** BEGIN SOURCE RECORDS **
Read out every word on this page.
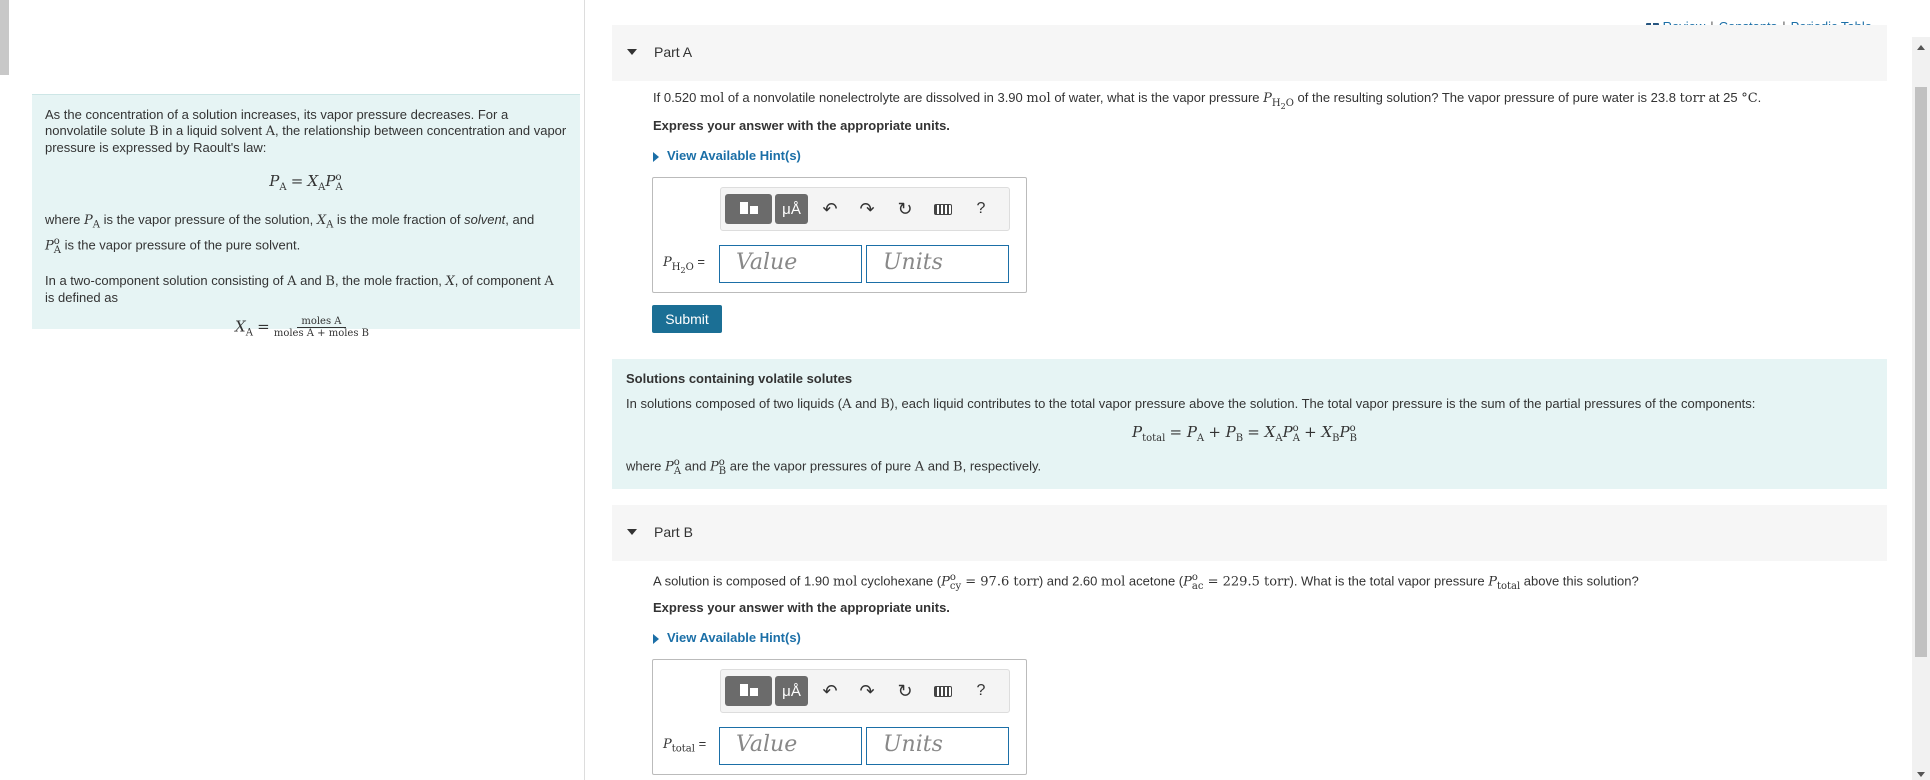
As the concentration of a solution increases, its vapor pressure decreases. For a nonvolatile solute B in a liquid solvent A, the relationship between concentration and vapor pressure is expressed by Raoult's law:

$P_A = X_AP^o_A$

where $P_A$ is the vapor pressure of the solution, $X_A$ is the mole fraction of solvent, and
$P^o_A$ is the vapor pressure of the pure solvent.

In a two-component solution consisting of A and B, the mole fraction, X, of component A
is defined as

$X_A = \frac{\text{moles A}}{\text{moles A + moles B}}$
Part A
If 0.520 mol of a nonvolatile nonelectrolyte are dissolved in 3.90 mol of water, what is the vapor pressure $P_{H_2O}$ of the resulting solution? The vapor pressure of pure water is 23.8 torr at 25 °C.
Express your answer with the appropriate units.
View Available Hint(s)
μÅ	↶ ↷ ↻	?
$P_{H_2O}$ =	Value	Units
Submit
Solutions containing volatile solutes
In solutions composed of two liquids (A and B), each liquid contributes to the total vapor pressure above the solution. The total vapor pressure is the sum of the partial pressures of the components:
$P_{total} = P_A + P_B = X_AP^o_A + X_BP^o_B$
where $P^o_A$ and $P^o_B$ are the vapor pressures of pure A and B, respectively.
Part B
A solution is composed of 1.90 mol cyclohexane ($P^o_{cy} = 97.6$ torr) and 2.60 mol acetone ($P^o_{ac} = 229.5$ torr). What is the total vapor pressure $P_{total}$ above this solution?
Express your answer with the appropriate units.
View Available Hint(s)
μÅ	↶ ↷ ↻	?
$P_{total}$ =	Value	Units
** END SOURCE RECORDS **
** BEGIN SOURCE RECORDS **
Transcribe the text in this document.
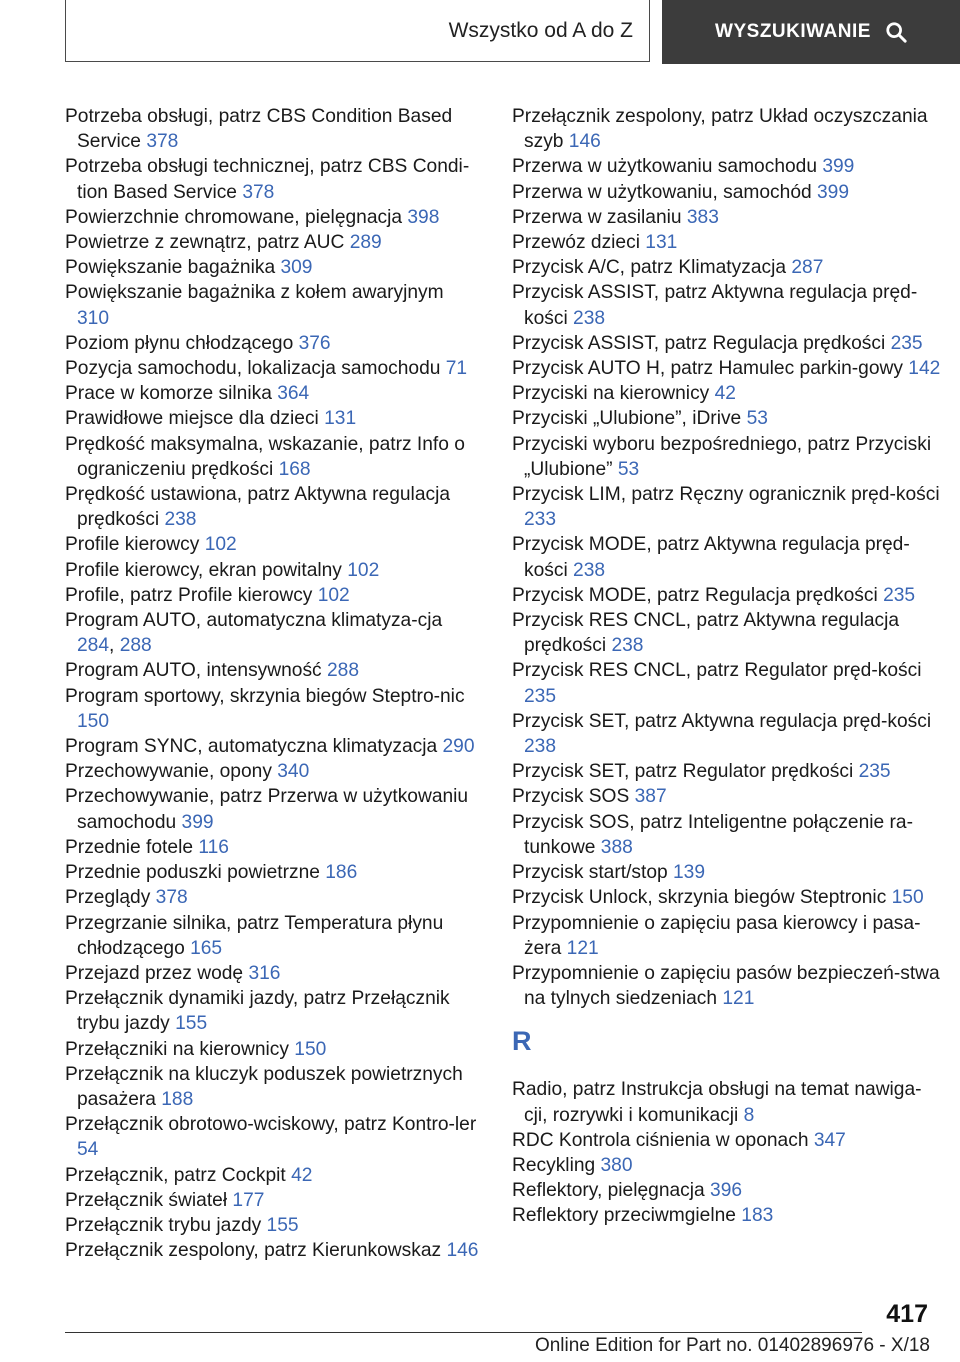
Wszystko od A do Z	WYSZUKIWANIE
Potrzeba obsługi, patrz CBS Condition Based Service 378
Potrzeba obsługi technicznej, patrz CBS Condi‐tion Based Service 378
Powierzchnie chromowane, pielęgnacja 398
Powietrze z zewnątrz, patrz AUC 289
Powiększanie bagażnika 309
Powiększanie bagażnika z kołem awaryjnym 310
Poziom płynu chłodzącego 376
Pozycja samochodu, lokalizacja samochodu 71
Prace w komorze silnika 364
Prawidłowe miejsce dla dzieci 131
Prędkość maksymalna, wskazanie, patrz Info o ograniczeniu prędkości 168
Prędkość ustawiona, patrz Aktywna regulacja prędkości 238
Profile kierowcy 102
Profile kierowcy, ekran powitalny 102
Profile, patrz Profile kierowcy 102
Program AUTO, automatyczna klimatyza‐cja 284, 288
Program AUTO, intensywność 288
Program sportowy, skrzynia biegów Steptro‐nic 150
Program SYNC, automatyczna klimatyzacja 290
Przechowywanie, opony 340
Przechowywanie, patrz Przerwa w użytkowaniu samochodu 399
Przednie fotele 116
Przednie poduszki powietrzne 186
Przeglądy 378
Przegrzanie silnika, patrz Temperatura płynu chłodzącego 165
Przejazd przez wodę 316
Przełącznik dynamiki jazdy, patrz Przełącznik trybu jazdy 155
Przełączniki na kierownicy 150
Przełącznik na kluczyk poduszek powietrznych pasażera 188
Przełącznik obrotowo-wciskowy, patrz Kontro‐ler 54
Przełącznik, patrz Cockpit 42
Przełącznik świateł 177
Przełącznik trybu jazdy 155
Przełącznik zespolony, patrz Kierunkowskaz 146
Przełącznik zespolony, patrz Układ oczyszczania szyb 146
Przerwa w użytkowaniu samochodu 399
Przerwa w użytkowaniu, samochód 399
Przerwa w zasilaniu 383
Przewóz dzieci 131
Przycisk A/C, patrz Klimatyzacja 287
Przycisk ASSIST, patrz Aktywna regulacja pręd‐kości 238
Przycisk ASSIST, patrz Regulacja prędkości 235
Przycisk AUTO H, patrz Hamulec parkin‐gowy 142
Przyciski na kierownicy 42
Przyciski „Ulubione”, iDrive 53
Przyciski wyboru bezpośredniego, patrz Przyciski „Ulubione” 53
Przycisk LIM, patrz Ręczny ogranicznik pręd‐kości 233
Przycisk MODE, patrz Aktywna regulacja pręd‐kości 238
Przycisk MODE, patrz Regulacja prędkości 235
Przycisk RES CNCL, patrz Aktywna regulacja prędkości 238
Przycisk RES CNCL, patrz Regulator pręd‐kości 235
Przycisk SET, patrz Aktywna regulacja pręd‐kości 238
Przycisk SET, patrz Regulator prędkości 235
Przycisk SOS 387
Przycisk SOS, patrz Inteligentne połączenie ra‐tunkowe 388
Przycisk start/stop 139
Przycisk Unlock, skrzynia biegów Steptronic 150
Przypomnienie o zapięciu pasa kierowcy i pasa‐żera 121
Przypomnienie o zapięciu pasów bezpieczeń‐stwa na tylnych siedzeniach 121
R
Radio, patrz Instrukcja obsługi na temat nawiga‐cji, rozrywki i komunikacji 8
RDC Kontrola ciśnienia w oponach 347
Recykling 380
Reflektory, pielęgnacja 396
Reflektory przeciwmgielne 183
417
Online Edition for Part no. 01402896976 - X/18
** END SOURCE RECORDS **
**THE REQUEST:**
Show all lines in the entries above where the string "MODE" appears.

**FULL OUTPUT:**
Przycisk MODE, patrz Aktywna regulacja pręd‐kości 238
Przycisk MODE, patrz Regulacja prędkości 235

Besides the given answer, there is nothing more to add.